**Directive:**
Show all lines from the data that include the word "hurdles".

**Dataset records:**
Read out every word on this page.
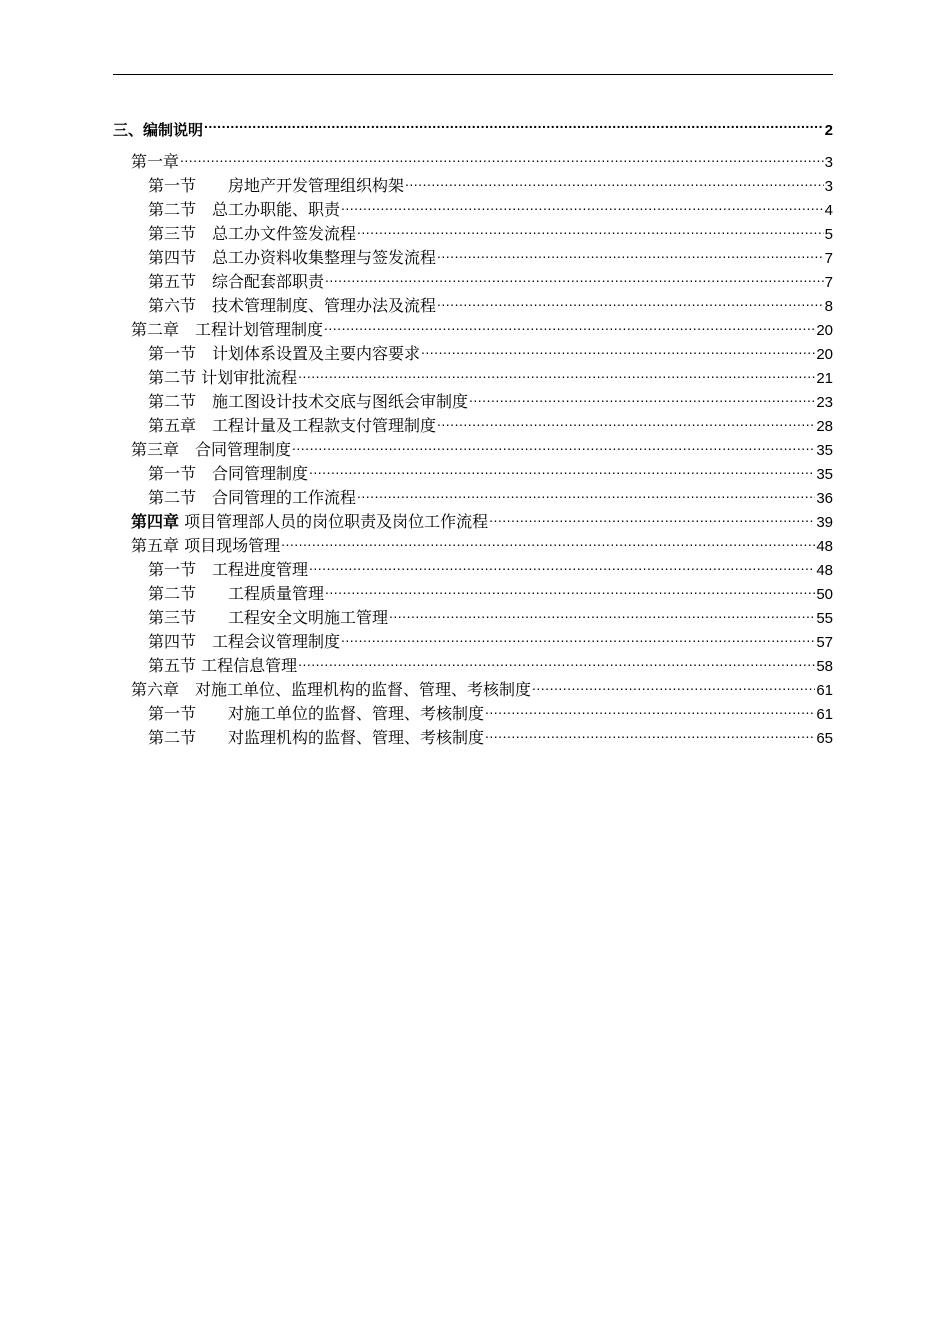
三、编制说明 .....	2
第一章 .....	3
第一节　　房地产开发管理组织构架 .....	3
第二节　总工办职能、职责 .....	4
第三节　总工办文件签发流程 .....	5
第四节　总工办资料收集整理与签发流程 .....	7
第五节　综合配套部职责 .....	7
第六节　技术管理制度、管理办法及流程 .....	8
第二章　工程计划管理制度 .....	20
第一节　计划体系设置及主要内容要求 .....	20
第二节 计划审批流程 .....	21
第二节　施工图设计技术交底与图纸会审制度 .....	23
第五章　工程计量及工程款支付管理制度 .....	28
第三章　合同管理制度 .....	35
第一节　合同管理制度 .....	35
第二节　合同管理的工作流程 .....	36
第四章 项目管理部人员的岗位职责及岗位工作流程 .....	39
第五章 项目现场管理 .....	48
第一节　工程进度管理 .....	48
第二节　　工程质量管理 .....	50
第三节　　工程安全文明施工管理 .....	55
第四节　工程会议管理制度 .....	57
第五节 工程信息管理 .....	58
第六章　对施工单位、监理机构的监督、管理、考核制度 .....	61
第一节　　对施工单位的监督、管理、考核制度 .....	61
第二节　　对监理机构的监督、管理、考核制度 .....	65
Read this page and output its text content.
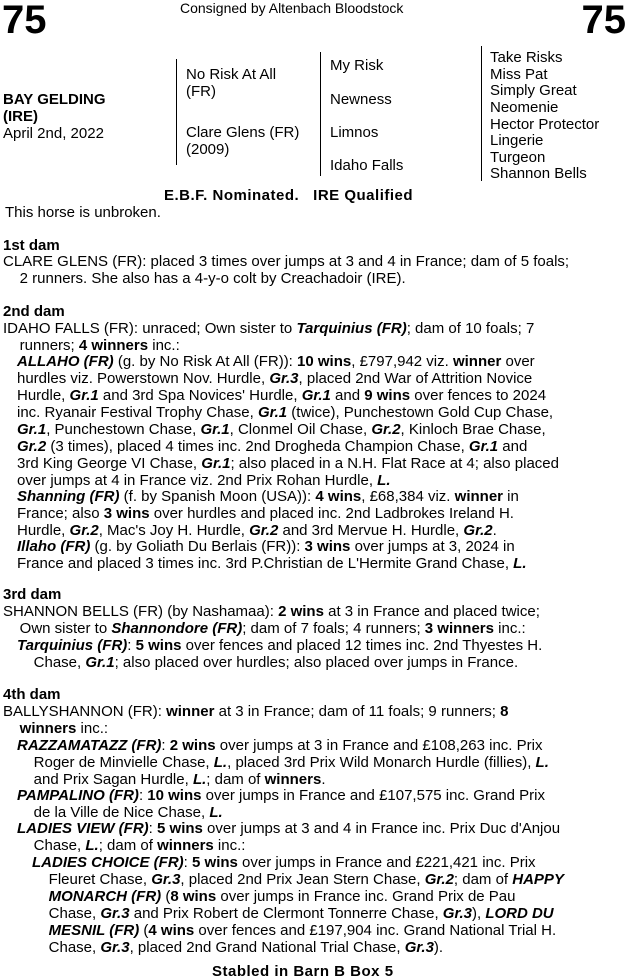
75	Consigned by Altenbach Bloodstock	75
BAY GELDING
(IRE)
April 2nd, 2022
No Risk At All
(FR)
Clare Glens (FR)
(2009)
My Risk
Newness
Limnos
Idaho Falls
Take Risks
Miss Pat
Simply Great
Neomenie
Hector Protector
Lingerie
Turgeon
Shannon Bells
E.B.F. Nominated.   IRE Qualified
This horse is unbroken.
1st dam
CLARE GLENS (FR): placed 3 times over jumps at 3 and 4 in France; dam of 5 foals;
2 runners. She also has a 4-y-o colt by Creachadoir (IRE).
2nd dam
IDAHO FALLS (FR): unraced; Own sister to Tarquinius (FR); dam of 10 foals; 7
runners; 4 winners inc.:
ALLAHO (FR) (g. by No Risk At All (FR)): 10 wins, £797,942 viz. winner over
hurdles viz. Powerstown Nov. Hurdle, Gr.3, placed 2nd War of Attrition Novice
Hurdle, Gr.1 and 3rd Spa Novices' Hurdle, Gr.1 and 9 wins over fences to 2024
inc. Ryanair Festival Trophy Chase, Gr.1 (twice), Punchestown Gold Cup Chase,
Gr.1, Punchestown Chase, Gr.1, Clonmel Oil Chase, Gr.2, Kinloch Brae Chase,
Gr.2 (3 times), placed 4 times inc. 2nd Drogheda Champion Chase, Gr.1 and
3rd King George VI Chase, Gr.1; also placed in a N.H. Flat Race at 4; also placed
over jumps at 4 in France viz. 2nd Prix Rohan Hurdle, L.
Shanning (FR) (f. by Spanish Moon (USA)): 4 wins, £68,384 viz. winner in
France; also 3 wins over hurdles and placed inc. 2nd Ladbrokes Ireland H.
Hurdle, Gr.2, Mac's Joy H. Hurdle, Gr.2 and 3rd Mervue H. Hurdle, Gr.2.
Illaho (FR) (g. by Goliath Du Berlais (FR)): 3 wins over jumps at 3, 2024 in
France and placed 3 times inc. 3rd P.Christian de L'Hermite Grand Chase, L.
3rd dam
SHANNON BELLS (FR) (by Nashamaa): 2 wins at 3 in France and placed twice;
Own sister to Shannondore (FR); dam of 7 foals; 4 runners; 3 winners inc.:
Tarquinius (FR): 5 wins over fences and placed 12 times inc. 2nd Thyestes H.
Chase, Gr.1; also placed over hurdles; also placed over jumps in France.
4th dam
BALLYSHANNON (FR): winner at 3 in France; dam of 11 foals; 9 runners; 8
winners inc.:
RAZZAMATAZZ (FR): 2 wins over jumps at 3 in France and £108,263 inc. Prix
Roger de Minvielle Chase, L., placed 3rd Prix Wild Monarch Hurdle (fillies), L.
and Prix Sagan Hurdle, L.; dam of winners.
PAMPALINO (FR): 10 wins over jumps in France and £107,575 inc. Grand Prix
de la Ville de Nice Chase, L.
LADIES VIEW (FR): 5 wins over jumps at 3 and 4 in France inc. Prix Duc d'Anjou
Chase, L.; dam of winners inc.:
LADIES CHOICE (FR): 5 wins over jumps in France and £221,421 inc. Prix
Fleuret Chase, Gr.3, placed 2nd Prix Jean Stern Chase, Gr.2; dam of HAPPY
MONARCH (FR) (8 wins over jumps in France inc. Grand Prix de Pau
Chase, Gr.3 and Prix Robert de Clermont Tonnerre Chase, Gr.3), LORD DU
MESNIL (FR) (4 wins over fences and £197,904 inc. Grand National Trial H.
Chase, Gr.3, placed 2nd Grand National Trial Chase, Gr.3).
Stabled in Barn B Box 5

**Expected answer:**
hurdles viz. Powerstown Nov. Hurdle, Gr.3, placed 2nd War of Attrition Novice
France; also 3 wins over hurdles and placed inc. 2nd Ladbrokes Ireland H.
Chase, Gr.1; also placed over hurdles; also placed over jumps in France.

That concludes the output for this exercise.